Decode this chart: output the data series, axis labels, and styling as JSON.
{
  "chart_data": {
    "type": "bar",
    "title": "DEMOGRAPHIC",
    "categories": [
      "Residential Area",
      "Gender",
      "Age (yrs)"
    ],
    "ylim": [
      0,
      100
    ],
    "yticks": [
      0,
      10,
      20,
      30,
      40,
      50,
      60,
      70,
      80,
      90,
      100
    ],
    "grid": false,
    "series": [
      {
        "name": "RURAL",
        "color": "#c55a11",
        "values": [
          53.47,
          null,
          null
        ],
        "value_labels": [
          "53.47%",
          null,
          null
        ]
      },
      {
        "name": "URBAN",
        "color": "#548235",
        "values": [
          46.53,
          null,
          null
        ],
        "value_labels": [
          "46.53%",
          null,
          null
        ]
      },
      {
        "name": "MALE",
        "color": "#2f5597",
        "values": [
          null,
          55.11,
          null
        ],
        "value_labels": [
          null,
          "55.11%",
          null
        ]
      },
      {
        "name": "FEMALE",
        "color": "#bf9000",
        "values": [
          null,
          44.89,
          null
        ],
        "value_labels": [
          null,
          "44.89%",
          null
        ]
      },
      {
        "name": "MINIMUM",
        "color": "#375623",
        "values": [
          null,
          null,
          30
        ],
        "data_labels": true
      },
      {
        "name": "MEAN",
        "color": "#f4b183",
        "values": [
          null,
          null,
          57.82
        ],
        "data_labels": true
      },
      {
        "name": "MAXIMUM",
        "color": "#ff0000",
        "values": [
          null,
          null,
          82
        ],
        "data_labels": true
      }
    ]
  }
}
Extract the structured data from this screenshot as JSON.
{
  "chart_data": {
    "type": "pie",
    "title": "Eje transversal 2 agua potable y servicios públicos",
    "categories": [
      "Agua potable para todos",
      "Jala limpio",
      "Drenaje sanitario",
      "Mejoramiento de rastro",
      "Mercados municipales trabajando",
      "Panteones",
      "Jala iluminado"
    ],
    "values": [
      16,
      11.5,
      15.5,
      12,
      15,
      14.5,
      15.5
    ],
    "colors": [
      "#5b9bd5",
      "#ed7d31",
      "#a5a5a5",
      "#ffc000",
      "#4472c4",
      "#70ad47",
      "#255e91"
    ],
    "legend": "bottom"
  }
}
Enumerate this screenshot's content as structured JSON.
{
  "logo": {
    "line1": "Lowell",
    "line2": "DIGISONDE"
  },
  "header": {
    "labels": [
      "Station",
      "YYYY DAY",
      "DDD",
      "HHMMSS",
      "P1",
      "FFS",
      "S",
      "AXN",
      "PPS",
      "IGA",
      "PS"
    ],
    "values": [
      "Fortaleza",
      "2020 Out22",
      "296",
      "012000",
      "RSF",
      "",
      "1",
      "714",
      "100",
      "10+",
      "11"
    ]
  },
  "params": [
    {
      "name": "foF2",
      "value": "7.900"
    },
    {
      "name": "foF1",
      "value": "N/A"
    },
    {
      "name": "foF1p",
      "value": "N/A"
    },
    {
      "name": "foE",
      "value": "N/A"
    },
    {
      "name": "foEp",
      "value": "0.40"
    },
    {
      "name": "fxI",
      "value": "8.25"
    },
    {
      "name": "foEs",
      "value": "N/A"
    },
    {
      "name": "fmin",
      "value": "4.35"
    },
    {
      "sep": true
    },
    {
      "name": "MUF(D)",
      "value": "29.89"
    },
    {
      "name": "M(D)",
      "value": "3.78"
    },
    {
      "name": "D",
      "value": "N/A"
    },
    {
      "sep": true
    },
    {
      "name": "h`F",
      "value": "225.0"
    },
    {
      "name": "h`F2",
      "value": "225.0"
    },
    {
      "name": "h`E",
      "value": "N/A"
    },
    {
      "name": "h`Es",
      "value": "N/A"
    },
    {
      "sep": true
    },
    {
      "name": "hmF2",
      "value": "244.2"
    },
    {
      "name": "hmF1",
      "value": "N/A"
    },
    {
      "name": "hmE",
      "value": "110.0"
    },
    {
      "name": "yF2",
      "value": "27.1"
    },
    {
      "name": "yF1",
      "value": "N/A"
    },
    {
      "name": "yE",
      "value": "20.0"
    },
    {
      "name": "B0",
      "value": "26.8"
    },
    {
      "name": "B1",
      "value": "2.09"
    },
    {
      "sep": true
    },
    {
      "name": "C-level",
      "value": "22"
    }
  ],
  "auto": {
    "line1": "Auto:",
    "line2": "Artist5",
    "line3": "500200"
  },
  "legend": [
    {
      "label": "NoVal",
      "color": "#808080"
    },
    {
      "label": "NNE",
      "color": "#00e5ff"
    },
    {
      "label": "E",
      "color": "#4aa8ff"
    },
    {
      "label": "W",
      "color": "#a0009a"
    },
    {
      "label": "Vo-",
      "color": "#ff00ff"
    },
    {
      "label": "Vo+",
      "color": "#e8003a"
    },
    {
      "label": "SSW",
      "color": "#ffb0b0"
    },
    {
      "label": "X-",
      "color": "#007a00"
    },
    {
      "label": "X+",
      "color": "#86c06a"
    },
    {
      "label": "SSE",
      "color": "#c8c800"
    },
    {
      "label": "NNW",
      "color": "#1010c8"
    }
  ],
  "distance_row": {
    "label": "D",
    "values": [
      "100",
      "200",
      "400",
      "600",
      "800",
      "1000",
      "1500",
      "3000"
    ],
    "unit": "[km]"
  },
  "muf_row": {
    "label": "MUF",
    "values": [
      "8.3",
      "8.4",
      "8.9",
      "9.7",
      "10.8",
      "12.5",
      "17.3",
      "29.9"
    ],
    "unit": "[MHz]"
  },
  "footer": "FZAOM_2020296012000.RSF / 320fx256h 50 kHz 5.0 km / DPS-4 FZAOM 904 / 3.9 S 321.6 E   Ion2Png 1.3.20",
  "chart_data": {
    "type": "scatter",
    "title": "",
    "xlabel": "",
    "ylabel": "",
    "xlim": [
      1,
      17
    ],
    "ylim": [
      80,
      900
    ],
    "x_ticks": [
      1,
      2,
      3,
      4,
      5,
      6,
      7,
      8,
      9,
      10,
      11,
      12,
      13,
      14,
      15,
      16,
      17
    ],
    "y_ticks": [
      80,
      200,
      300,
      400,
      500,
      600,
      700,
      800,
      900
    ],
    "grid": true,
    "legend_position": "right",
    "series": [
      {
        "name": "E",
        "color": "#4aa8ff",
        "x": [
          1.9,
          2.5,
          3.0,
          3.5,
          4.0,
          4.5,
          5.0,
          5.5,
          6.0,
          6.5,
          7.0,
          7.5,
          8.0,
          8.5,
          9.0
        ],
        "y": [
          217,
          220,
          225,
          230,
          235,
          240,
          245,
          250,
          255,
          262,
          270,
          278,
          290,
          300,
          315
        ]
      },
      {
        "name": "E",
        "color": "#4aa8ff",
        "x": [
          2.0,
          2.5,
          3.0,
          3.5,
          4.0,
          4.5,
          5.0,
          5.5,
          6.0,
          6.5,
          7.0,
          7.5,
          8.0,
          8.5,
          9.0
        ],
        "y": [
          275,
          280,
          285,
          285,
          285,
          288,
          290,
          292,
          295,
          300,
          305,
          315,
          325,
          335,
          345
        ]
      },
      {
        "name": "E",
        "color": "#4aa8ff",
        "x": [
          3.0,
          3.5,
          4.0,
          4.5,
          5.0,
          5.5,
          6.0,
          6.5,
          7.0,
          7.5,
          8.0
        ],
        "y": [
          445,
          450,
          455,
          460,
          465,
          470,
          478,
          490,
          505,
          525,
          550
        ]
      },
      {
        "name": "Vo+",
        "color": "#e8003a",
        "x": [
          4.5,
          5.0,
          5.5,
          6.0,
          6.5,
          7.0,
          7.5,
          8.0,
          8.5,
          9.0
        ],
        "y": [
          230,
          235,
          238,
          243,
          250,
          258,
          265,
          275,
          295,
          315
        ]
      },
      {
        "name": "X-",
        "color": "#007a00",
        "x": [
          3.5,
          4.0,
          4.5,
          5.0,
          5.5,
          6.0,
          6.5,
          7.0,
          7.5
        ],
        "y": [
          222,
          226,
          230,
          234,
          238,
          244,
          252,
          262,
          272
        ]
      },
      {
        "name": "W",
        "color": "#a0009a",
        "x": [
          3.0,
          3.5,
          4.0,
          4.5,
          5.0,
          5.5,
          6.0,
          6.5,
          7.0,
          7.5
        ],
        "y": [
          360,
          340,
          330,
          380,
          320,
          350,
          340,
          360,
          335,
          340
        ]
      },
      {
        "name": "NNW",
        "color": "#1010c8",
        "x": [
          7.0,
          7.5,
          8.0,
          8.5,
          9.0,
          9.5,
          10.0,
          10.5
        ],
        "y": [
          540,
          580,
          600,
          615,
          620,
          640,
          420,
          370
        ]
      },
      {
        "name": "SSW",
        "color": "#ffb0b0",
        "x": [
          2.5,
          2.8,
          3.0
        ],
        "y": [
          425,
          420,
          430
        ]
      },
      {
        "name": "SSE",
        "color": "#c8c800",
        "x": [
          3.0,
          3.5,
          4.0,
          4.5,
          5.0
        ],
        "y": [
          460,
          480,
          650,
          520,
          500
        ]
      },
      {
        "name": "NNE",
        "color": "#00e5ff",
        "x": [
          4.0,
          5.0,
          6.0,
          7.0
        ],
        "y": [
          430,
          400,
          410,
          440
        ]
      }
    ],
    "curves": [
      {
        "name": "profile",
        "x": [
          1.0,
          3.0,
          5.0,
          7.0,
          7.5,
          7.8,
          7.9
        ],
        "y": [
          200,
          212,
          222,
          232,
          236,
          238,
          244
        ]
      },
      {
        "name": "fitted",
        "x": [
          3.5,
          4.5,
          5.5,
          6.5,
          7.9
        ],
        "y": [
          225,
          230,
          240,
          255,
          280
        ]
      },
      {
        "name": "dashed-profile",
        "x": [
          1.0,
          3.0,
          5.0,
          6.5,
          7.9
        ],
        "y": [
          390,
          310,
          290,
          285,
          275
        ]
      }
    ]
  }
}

* Set task
Find the string "potable" in the records, then copy each line where it occurs.

* Response
    "title": "Eje transversal 2 agua potable y servicios públicos",
      "Agua potable para todos",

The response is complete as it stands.